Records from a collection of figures
************

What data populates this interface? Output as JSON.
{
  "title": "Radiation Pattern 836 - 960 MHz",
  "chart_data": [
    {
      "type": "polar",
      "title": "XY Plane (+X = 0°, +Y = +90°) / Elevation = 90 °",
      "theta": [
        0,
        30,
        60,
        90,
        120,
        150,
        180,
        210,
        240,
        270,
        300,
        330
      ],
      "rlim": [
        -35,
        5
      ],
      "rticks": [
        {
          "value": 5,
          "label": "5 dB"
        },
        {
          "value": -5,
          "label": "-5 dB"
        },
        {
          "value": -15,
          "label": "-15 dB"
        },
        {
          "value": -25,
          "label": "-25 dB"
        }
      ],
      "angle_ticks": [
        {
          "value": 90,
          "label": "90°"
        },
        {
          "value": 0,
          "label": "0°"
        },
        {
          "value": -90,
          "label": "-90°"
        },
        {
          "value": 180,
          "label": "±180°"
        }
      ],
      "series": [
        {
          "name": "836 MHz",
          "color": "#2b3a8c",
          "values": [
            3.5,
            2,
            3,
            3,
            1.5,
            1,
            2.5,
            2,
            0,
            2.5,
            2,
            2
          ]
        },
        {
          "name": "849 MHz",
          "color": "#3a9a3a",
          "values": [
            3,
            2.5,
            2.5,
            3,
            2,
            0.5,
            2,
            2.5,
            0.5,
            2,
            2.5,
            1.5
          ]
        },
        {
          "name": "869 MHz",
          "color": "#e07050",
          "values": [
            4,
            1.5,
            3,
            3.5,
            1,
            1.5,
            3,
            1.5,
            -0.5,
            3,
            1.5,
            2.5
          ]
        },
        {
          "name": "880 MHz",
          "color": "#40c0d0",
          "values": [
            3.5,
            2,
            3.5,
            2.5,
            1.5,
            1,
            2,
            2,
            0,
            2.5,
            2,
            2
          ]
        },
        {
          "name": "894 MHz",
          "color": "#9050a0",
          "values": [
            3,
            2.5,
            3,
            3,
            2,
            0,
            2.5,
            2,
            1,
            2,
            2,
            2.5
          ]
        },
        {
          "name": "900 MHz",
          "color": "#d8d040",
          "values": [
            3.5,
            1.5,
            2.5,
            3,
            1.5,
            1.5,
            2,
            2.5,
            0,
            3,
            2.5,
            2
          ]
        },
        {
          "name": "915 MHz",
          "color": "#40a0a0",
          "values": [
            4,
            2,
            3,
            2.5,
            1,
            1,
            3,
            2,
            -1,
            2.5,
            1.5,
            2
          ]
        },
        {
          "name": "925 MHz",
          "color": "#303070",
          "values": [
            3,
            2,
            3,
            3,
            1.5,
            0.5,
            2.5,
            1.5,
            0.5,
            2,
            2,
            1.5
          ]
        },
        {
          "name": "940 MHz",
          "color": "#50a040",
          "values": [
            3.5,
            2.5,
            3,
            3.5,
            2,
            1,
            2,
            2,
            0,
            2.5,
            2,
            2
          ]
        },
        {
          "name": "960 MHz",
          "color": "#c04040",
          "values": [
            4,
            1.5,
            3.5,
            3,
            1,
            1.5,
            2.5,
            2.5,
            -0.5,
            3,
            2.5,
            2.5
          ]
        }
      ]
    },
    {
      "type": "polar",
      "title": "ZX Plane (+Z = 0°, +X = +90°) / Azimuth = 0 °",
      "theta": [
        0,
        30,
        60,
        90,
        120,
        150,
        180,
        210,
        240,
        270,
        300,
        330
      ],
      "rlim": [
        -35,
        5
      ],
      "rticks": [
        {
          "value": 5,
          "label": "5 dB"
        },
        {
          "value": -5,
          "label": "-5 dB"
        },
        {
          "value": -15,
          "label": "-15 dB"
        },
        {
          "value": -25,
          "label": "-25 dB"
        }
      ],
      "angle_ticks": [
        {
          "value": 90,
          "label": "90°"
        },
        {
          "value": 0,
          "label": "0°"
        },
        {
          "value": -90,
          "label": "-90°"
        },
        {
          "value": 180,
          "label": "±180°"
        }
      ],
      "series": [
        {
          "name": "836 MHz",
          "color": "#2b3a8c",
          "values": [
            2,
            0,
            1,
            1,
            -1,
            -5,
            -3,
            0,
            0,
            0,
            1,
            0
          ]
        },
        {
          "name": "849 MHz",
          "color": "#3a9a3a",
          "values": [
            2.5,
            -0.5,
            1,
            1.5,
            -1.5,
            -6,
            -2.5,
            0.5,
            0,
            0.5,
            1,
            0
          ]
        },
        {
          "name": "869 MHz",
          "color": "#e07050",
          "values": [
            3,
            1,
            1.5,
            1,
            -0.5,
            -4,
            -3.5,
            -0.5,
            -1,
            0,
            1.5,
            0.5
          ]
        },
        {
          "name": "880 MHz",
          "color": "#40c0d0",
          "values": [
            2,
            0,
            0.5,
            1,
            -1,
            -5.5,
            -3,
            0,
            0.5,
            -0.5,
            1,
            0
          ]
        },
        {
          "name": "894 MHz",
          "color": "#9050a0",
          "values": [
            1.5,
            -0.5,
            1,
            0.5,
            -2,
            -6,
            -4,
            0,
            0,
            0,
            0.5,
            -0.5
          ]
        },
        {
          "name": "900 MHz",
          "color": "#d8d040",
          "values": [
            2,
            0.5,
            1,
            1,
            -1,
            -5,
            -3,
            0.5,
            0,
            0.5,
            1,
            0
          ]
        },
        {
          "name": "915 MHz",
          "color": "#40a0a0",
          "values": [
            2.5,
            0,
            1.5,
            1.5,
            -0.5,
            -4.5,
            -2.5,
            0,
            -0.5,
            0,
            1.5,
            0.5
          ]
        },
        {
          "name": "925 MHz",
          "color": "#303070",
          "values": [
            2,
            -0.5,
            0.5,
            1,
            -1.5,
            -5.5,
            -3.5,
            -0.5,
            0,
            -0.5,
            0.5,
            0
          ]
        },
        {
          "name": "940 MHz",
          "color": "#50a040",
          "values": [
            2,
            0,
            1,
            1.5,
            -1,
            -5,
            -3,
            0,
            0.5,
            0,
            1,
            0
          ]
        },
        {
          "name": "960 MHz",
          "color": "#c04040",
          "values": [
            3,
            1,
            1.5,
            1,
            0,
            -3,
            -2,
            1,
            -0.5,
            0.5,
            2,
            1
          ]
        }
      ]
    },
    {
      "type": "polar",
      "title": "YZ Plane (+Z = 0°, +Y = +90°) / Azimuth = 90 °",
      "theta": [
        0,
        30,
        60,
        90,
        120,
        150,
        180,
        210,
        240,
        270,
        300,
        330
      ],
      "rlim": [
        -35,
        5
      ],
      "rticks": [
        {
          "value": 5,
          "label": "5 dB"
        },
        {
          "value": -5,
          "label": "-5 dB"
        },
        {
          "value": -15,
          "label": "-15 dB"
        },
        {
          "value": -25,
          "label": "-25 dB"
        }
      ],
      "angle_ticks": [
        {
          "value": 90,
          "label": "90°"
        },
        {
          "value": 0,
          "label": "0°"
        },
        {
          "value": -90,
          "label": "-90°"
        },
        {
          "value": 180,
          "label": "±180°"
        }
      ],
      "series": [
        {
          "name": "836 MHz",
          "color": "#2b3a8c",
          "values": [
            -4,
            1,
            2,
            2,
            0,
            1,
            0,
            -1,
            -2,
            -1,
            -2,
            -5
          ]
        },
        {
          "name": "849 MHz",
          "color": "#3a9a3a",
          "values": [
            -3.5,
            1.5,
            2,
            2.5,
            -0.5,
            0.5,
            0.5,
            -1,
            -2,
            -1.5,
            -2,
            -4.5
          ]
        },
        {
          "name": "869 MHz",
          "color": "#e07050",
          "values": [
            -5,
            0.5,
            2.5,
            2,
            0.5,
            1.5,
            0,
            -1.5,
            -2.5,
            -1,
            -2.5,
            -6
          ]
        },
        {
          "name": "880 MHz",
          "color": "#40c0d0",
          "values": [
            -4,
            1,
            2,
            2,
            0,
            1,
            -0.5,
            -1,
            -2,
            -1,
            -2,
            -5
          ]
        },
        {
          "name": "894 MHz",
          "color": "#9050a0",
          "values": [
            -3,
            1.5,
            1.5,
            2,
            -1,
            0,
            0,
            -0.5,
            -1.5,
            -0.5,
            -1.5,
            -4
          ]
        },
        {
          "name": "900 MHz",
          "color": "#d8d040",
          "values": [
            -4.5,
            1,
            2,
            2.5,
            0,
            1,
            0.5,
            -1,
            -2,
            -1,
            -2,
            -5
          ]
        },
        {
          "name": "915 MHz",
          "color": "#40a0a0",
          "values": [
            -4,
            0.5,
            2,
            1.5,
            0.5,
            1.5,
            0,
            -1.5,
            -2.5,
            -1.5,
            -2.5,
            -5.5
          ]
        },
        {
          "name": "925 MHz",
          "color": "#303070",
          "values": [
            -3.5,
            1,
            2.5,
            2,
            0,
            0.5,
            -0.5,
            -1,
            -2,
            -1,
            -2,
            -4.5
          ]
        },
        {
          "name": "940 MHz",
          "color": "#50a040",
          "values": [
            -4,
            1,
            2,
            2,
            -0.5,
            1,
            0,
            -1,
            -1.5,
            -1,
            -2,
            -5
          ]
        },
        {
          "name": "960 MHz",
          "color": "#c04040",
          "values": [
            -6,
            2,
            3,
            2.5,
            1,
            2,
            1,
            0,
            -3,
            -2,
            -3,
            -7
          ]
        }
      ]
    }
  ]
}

************

Copy out all lines where the word "Plane" appears.

      "title": "XY Plane (+X = 0°, +Y = +90°) / Elevation = 90 °",
      "title": "ZX Plane (+Z = 0°, +X = +90°) / Azimuth = 0 °",
      "title": "YZ Plane (+Z = 0°, +Y = +90°) / Azimuth = 90 °",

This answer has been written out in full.